Change every "candle-body" in the lines below to "candlestick-body", and write the lines out again with everything else left as it is.

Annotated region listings
┄┄┄┄┄┄

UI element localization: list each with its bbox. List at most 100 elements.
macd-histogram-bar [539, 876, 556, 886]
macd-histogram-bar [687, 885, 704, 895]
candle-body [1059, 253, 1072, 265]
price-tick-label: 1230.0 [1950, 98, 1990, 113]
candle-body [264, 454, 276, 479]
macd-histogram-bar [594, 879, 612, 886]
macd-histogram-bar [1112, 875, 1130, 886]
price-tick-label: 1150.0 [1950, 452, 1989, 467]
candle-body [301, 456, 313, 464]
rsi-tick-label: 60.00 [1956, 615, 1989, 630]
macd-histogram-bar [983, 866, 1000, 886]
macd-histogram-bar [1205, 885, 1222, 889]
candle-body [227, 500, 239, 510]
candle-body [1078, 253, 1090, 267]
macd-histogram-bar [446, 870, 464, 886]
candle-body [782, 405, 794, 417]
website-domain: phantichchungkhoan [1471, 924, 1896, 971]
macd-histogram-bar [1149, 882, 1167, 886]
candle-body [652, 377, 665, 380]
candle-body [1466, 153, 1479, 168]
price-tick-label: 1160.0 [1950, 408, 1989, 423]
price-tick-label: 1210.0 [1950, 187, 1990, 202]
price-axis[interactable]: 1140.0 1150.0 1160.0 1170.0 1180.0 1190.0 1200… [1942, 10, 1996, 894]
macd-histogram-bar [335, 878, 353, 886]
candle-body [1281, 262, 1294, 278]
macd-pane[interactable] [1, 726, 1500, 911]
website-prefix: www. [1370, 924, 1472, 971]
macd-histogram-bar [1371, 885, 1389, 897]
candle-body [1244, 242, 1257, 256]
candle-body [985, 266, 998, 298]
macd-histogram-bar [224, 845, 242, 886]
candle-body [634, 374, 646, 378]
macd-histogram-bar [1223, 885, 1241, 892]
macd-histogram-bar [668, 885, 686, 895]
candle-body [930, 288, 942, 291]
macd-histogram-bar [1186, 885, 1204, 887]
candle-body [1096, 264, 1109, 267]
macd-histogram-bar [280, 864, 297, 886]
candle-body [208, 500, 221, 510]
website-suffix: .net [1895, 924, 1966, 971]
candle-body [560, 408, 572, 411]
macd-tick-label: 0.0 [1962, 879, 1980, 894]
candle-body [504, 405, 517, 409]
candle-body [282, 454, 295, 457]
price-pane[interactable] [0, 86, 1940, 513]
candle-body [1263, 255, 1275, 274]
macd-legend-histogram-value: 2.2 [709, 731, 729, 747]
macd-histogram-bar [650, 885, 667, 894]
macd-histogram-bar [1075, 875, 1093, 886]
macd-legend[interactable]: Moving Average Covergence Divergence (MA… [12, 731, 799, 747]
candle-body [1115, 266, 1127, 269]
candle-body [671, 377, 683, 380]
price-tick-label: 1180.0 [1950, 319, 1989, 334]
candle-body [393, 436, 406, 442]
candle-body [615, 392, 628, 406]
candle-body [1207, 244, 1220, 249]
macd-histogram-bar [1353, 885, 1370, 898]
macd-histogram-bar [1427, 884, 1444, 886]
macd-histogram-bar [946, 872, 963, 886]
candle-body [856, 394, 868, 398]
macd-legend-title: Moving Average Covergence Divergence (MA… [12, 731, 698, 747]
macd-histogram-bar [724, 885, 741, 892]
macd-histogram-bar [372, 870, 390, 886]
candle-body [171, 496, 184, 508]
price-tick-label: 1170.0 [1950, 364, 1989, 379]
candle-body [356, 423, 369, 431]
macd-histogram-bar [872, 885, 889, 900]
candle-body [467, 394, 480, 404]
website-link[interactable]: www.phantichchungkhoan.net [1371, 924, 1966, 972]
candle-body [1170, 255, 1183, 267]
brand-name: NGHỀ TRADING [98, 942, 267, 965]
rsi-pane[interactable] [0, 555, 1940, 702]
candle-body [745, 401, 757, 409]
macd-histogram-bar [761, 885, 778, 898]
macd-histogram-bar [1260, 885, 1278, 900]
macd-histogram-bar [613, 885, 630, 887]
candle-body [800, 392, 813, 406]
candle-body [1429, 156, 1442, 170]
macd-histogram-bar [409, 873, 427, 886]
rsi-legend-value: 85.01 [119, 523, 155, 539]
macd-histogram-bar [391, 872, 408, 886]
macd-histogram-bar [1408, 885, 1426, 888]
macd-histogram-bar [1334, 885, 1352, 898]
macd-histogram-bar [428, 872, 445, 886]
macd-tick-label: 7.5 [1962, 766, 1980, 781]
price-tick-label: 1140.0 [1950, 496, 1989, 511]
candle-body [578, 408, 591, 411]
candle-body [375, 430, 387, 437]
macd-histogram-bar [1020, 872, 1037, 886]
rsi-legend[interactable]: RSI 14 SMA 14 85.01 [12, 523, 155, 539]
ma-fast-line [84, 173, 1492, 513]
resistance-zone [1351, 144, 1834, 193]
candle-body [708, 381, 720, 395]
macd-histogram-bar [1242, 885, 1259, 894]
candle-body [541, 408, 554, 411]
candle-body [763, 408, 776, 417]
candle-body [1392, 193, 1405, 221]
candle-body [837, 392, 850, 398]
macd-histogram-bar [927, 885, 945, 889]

┄┄┄┄┄┄

▸ Written answer
UI element localization: list each with its bbox. List at most 100 elements.
macd-histogram-bar [539, 876, 556, 886]
macd-histogram-bar [687, 885, 704, 895]
candlestick-body [1059, 253, 1072, 265]
price-tick-label: 1230.0 [1950, 98, 1990, 113]
candlestick-body [264, 454, 276, 479]
macd-histogram-bar [594, 879, 612, 886]
macd-histogram-bar [1112, 875, 1130, 886]
price-tick-label: 1150.0 [1950, 452, 1989, 467]
candlestick-body [301, 456, 313, 464]
rsi-tick-label: 60.00 [1956, 615, 1989, 630]
macd-histogram-bar [983, 866, 1000, 886]
macd-histogram-bar [1205, 885, 1222, 889]
candlestick-body [227, 500, 239, 510]
candlestick-body [1078, 253, 1090, 267]
macd-histogram-bar [446, 870, 464, 886]
candlestick-body [782, 405, 794, 417]
website-domain: phantichchungkhoan [1471, 924, 1896, 971]
macd-histogram-bar [1149, 882, 1167, 886]
candlestick-body [652, 377, 665, 380]
candlestick-body [1466, 153, 1479, 168]
price-tick-label: 1160.0 [1950, 408, 1989, 423]
price-tick-label: 1210.0 [1950, 187, 1990, 202]
price-axis[interactable]: 1140.0 1150.0 1160.0 1170.0 1180.0 1190.0 1200… [1942, 10, 1996, 894]
macd-histogram-bar [335, 878, 353, 886]
candlestick-body [1281, 262, 1294, 278]
macd-pane[interactable] [1, 726, 1500, 911]
website-prefix: www. [1370, 924, 1472, 971]
macd-histogram-bar [1371, 885, 1389, 897]
candlestick-body [1244, 242, 1257, 256]
candlestick-body [985, 266, 998, 298]
macd-histogram-bar [224, 845, 242, 886]
candlestick-body [634, 374, 646, 378]
macd-histogram-bar [1223, 885, 1241, 892]
macd-histogram-bar [668, 885, 686, 895]
candlestick-body [930, 288, 942, 291]
macd-histogram-bar [1186, 885, 1204, 887]
candlestick-body [1096, 264, 1109, 267]
macd-histogram-bar [280, 864, 297, 886]
candlestick-body [208, 500, 221, 510]
website-suffix: .net [1895, 924, 1966, 971]
candlestick-body [560, 408, 572, 411]
macd-tick-label: 0.0 [1962, 879, 1980, 894]
candlestick-body [504, 405, 517, 409]
candlestick-body [282, 454, 295, 457]
price-pane[interactable] [0, 86, 1940, 513]
candlestick-body [1263, 255, 1275, 274]
macd-legend-histogram-value: 2.2 [709, 731, 729, 747]
macd-histogram-bar [650, 885, 667, 894]
macd-histogram-bar [1075, 875, 1093, 886]
macd-legend[interactable]: Moving Average Covergence Divergence (MA… [12, 731, 799, 747]
candlestick-body [1115, 266, 1127, 269]
candlestick-body [671, 377, 683, 380]
price-tick-label: 1180.0 [1950, 319, 1989, 334]
candlestick-body [393, 436, 406, 442]
candlestick-body [615, 392, 628, 406]
candlestick-body [1207, 244, 1220, 249]
macd-histogram-bar [1353, 885, 1370, 898]
macd-histogram-bar [1427, 884, 1444, 886]
macd-histogram-bar [946, 872, 963, 886]
candlestick-body [856, 394, 868, 398]
macd-legend-title: Moving Average Covergence Divergence (MA… [12, 731, 698, 747]
macd-histogram-bar [724, 885, 741, 892]
macd-histogram-bar [372, 870, 390, 886]
candlestick-body [171, 496, 184, 508]
price-tick-label: 1170.0 [1950, 364, 1989, 379]
candlestick-body [356, 423, 369, 431]
macd-histogram-bar [872, 885, 889, 900]
candlestick-body [467, 394, 480, 404]
website-link[interactable]: www.phantichchungkhoan.net [1371, 924, 1966, 972]
candlestick-body [1170, 255, 1183, 267]
brand-name: NGHỀ TRADING [98, 942, 267, 965]
rsi-pane[interactable] [0, 555, 1940, 702]
candlestick-body [745, 401, 757, 409]
macd-histogram-bar [761, 885, 778, 898]
macd-histogram-bar [1260, 885, 1278, 900]
macd-histogram-bar [613, 885, 630, 887]
candlestick-body [800, 392, 813, 406]
candlestick-body [1429, 156, 1442, 170]
macd-histogram-bar [409, 873, 427, 886]
rsi-legend-value: 85.01 [119, 523, 155, 539]
macd-histogram-bar [391, 872, 408, 886]
macd-histogram-bar [1408, 885, 1426, 888]
macd-histogram-bar [1334, 885, 1352, 898]
macd-histogram-bar [428, 872, 445, 886]
macd-tick-label: 7.5 [1962, 766, 1980, 781]
price-tick-label: 1140.0 [1950, 496, 1989, 511]
candlestick-body [578, 408, 591, 411]
candlestick-body [375, 430, 387, 437]
macd-histogram-bar [1020, 872, 1037, 886]
rsi-legend[interactable]: RSI 14 SMA 14 85.01 [12, 523, 155, 539]
ma-fast-line [84, 173, 1492, 513]
resistance-zone [1351, 144, 1834, 193]
candlestick-body [708, 381, 720, 395]
macd-histogram-bar [1242, 885, 1259, 894]
candlestick-body [541, 408, 554, 411]
candlestick-body [763, 408, 776, 417]
candlestick-body [1392, 193, 1405, 221]
candlestick-body [837, 392, 850, 398]
macd-histogram-bar [927, 885, 945, 889]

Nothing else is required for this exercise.